[start DATASET EXCERPTS]

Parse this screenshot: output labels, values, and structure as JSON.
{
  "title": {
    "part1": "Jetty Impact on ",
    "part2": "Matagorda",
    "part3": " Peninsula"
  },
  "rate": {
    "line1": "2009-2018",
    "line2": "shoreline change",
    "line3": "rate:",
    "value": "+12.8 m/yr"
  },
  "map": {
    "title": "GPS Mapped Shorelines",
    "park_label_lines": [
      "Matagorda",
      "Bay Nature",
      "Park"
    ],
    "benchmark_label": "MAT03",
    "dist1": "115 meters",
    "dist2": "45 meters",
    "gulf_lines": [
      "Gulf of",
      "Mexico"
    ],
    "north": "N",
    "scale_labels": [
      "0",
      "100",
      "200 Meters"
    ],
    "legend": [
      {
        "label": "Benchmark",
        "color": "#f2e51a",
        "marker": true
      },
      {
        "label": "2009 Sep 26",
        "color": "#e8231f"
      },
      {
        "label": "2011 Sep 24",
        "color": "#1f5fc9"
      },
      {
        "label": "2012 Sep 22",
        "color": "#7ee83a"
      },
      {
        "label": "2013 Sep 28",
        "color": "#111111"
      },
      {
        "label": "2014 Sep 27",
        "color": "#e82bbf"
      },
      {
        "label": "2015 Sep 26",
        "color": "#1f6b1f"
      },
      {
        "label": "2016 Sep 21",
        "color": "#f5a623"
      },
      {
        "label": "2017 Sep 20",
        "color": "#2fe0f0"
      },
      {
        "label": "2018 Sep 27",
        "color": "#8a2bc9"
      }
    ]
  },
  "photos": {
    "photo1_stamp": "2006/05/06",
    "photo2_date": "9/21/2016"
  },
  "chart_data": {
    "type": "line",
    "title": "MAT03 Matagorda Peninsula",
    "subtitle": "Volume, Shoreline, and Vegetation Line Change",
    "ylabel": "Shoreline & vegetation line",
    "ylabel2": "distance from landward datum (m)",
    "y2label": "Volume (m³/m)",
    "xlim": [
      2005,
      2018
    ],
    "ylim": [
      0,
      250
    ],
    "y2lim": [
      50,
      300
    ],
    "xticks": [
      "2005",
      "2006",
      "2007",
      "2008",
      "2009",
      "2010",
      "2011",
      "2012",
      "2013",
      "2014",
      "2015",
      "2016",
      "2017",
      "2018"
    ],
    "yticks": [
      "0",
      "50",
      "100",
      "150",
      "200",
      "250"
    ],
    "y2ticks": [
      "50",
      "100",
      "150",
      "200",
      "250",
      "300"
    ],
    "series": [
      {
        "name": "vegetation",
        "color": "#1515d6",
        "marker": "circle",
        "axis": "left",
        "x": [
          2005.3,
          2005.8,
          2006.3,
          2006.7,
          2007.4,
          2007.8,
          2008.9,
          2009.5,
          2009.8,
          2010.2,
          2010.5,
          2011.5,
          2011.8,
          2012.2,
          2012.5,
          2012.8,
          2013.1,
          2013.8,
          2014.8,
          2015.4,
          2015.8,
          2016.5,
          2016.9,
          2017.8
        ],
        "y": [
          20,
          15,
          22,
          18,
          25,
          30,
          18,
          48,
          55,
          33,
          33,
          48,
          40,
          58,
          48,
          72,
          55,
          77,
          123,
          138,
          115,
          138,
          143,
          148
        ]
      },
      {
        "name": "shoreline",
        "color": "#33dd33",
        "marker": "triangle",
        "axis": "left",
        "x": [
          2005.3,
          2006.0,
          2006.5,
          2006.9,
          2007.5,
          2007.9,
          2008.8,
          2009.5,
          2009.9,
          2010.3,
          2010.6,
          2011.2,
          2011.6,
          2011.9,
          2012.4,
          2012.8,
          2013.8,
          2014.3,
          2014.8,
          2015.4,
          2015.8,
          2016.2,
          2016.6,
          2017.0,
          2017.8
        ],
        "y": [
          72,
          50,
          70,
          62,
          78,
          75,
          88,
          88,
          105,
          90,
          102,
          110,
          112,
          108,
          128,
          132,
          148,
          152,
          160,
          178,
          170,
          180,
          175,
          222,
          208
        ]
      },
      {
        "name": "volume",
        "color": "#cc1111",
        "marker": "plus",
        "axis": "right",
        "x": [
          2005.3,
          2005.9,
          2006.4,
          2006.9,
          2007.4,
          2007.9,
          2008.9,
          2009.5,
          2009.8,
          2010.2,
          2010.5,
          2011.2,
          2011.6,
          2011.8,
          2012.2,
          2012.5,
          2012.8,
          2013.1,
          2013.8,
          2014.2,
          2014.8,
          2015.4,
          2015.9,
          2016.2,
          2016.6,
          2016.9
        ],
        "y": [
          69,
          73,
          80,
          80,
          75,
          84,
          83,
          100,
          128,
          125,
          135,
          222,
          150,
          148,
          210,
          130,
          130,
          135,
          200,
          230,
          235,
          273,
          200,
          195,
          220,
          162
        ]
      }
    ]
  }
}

[end DATASET EXCERPTS]

# PROBLEM REQUIREMENTS
The entries above should be repeated exactly, every one of them.

# ANSWER IN FULL
Parse this screenshot: output labels, values, and structure as JSON.
{
  "title": {
    "part1": "Jetty Impact on ",
    "part2": "Matagorda",
    "part3": " Peninsula"
  },
  "rate": {
    "line1": "2009-2018",
    "line2": "shoreline change",
    "line3": "rate:",
    "value": "+12.8 m/yr"
  },
  "map": {
    "title": "GPS Mapped Shorelines",
    "park_label_lines": [
      "Matagorda",
      "Bay Nature",
      "Park"
    ],
    "benchmark_label": "MAT03",
    "dist1": "115 meters",
    "dist2": "45 meters",
    "gulf_lines": [
      "Gulf of",
      "Mexico"
    ],
    "north": "N",
    "scale_labels": [
      "0",
      "100",
      "200 Meters"
    ],
    "legend": [
      {
        "label": "Benchmark",
        "color": "#f2e51a",
        "marker": true
      },
      {
        "label": "2009 Sep 26",
        "color": "#e8231f"
      },
      {
        "label": "2011 Sep 24",
        "color": "#1f5fc9"
      },
      {
        "label": "2012 Sep 22",
        "color": "#7ee83a"
      },
      {
        "label": "2013 Sep 28",
        "color": "#111111"
      },
      {
        "label": "2014 Sep 27",
        "color": "#e82bbf"
      },
      {
        "label": "2015 Sep 26",
        "color": "#1f6b1f"
      },
      {
        "label": "2016 Sep 21",
        "color": "#f5a623"
      },
      {
        "label": "2017 Sep 20",
        "color": "#2fe0f0"
      },
      {
        "label": "2018 Sep 27",
        "color": "#8a2bc9"
      }
    ]
  },
  "photos": {
    "photo1_stamp": "2006/05/06",
    "photo2_date": "9/21/2016"
  },
  "chart_data": {
    "type": "line",
    "title": "MAT03 Matagorda Peninsula",
    "subtitle": "Volume, Shoreline, and Vegetation Line Change",
    "ylabel": "Shoreline & vegetation line",
    "ylabel2": "distance from landward datum (m)",
    "y2label": "Volume (m³/m)",
    "xlim": [
      2005,
      2018
    ],
    "ylim": [
      0,
      250
    ],
    "y2lim": [
      50,
      300
    ],
    "xticks": [
      "2005",
      "2006",
      "2007",
      "2008",
      "2009",
      "2010",
      "2011",
      "2012",
      "2013",
      "2014",
      "2015",
      "2016",
      "2017",
      "2018"
    ],
    "yticks": [
      "0",
      "50",
      "100",
      "150",
      "200",
      "250"
    ],
    "y2ticks": [
      "50",
      "100",
      "150",
      "200",
      "250",
      "300"
    ],
    "series": [
      {
        "name": "vegetation",
        "color": "#1515d6",
        "marker": "circle",
        "axis": "left",
        "x": [
          2005.3,
          2005.8,
          2006.3,
          2006.7,
          2007.4,
          2007.8,
          2008.9,
          2009.5,
          2009.8,
          2010.2,
          2010.5,
          2011.5,
          2011.8,
          2012.2,
          2012.5,
          2012.8,
          2013.1,
          2013.8,
          2014.8,
          2015.4,
          2015.8,
          2016.5,
          2016.9,
          2017.8
        ],
        "y": [
          20,
          15,
          22,
          18,
          25,
          30,
          18,
          48,
          55,
          33,
          33,
          48,
          40,
          58,
          48,
          72,
          55,
          77,
          123,
          138,
          115,
          138,
          143,
          148
        ]
      },
      {
        "name": "shoreline",
        "color": "#33dd33",
        "marker": "triangle",
        "axis": "left",
        "x": [
          2005.3,
          2006.0,
          2006.5,
          2006.9,
          2007.5,
          2007.9,
          2008.8,
          2009.5,
          2009.9,
          2010.3,
          2010.6,
          2011.2,
          2011.6,
          2011.9,
          2012.4,
          2012.8,
          2013.8,
          2014.3,
          2014.8,
          2015.4,
          2015.8,
          2016.2,
          2016.6,
          2017.0,
          2017.8
        ],
        "y": [
          72,
          50,
          70,
          62,
          78,
          75,
          88,
          88,
          105,
          90,
          102,
          110,
          112,
          108,
          128,
          132,
          148,
          152,
          160,
          178,
          170,
          180,
          175,
          222,
          208
        ]
      },
      {
        "name": "volume",
        "color": "#cc1111",
        "marker": "plus",
        "axis": "right",
        "x": [
          2005.3,
          2005.9,
          2006.4,
          2006.9,
          2007.4,
          2007.9,
          2008.9,
          2009.5,
          2009.8,
          2010.2,
          2010.5,
          2011.2,
          2011.6,
          2011.8,
          2012.2,
          2012.5,
          2012.8,
          2013.1,
          2013.8,
          2014.2,
          2014.8,
          2015.4,
          2015.9,
          2016.2,
          2016.6,
          2016.9
        ],
        "y": [
          69,
          73,
          80,
          80,
          75,
          84,
          83,
          100,
          128,
          125,
          135,
          222,
          150,
          148,
          210,
          130,
          130,
          135,
          200,
          230,
          235,
          273,
          200,
          195,
          220,
          162
        ]
      }
    ]
  }
}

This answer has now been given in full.